**Given task**
Transcribe the entries word for word, starting with the first line of the entries and going on through the line that contains "ratio-point-pythia-6428-dw xyxy=(510,883,521,892)".

(A run of records)
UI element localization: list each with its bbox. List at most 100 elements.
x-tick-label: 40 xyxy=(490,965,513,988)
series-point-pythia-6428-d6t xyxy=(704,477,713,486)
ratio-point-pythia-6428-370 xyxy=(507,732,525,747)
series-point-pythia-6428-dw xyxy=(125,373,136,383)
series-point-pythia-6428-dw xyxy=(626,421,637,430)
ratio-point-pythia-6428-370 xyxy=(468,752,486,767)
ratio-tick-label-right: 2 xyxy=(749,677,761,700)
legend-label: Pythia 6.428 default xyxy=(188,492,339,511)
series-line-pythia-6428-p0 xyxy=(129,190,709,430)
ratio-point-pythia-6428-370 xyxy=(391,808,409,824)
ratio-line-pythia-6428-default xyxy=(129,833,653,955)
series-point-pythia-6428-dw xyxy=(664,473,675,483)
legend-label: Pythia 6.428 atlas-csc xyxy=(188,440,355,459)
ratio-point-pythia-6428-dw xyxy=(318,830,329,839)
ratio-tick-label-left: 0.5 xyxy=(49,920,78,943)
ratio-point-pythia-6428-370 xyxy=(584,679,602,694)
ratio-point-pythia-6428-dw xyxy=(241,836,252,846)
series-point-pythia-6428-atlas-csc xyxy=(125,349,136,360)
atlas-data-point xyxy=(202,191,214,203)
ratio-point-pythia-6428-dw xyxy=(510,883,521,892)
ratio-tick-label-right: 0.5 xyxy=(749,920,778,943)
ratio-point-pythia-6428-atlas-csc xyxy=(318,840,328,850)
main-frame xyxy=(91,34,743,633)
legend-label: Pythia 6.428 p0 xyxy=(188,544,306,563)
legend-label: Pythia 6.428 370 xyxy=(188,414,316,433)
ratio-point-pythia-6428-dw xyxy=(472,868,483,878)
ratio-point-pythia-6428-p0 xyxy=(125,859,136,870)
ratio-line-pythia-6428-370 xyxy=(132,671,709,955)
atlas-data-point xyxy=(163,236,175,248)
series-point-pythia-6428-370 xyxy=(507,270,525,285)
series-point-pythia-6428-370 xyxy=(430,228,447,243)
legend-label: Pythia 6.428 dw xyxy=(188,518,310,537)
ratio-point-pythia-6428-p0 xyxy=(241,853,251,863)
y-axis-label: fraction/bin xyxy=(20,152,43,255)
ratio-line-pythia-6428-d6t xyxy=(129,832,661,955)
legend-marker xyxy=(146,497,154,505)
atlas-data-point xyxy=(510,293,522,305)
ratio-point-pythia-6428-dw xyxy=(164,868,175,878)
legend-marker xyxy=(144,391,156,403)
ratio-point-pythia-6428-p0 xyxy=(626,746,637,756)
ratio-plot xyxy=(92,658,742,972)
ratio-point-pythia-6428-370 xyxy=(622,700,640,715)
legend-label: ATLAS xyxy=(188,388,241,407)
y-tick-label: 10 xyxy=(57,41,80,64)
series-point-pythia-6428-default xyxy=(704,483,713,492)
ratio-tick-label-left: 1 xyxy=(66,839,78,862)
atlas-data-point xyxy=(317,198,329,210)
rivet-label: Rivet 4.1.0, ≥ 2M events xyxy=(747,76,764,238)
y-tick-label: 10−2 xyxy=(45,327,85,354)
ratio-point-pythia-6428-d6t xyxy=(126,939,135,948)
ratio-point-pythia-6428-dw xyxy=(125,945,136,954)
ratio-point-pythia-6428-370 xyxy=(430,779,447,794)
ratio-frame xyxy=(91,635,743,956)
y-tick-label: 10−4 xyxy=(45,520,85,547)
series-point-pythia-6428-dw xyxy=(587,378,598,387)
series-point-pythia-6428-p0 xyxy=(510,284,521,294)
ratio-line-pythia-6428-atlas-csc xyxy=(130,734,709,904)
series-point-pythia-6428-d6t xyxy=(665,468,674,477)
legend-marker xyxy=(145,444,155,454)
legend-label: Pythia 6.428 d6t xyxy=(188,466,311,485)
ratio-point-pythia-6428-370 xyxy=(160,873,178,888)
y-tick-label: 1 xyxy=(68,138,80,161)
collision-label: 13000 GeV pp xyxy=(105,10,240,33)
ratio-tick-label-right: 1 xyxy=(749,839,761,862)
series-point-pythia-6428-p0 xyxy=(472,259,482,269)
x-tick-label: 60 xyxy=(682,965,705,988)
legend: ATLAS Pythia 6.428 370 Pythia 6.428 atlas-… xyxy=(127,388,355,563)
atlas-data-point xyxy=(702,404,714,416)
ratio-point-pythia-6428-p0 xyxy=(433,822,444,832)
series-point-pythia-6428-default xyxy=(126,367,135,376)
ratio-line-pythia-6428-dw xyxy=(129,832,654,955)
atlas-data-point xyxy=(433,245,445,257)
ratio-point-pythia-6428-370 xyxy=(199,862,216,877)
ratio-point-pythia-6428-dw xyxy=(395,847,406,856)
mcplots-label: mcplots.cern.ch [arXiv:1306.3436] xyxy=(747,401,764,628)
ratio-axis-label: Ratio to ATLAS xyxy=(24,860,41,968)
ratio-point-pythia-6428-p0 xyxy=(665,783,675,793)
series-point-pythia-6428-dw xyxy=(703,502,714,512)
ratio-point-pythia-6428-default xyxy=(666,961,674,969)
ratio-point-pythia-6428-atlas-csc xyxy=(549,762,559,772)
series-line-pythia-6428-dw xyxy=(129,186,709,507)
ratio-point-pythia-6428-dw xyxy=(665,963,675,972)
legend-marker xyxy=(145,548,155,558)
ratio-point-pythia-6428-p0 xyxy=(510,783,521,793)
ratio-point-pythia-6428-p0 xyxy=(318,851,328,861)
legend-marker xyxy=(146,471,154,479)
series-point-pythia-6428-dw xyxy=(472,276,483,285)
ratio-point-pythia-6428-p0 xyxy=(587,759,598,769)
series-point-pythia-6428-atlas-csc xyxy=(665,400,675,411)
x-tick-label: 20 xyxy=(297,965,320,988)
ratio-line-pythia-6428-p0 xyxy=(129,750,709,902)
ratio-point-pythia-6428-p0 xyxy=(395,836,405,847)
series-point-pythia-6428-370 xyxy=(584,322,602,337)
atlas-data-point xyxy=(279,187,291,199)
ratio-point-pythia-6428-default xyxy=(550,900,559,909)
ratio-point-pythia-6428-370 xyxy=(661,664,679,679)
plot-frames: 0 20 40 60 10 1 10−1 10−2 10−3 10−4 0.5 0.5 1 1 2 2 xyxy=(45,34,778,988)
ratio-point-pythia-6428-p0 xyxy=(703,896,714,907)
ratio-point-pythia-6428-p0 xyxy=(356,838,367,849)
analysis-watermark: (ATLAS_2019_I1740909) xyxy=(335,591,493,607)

**Exercise answer**
UI element localization: list each with its bbox. List at most 100 elements.
x-tick-label: 40 xyxy=(490,965,513,988)
series-point-pythia-6428-d6t xyxy=(704,477,713,486)
ratio-point-pythia-6428-370 xyxy=(507,732,525,747)
series-point-pythia-6428-dw xyxy=(125,373,136,383)
series-point-pythia-6428-dw xyxy=(626,421,637,430)
ratio-point-pythia-6428-370 xyxy=(468,752,486,767)
ratio-tick-label-right: 2 xyxy=(749,677,761,700)
legend-label: Pythia 6.428 default xyxy=(188,492,339,511)
series-line-pythia-6428-p0 xyxy=(129,190,709,430)
ratio-point-pythia-6428-370 xyxy=(391,808,409,824)
ratio-line-pythia-6428-default xyxy=(129,833,653,955)
series-point-pythia-6428-dw xyxy=(664,473,675,483)
legend-label: Pythia 6.428 atlas-csc xyxy=(188,440,355,459)
ratio-point-pythia-6428-dw xyxy=(318,830,329,839)
ratio-tick-label-left: 0.5 xyxy=(49,920,78,943)
ratio-point-pythia-6428-370 xyxy=(584,679,602,694)
ratio-point-pythia-6428-dw xyxy=(241,836,252,846)
series-point-pythia-6428-atlas-csc xyxy=(125,349,136,360)
atlas-data-point xyxy=(202,191,214,203)
ratio-point-pythia-6428-dw xyxy=(510,883,521,892)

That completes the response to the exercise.